» **WRITTEN EXERCISE**:
Which lines in the records below contain the word "human"? Copy each one out.

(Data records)
* * *

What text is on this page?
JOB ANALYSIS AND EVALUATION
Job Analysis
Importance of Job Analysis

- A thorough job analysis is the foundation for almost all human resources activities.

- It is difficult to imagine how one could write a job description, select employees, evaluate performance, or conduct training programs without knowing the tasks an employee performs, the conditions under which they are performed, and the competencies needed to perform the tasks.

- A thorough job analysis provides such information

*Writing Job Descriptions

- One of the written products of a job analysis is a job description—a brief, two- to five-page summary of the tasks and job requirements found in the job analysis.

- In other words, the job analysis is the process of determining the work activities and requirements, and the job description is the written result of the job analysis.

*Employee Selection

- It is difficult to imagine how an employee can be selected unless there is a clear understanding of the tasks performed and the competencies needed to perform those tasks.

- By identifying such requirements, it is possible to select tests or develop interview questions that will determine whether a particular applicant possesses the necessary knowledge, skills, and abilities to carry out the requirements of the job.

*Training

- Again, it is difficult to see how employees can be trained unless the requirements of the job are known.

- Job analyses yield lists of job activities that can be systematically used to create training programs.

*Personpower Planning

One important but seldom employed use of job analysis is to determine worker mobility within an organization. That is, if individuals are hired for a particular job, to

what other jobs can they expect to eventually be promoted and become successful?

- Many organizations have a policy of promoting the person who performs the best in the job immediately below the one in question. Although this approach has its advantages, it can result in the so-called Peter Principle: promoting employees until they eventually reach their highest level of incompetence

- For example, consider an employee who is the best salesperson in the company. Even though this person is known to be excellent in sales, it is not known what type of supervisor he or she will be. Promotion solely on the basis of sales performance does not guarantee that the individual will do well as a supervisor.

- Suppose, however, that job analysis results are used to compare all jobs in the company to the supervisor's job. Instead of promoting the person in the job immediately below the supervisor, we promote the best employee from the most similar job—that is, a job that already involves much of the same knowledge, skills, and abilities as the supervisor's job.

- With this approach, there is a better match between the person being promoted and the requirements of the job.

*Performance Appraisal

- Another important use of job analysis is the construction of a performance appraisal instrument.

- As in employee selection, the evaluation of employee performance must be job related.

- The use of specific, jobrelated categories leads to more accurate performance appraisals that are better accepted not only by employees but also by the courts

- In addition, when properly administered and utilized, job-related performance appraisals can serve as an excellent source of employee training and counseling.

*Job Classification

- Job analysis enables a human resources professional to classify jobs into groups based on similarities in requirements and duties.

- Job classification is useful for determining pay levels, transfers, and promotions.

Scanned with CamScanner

* * *

» **EXERCISE RESULT**:
- A thorough job analysis is the foundation for almost all human resources activities.
- Job analysis enables a human resources professional to classify jobs into groups based on similarities in requirements and duties.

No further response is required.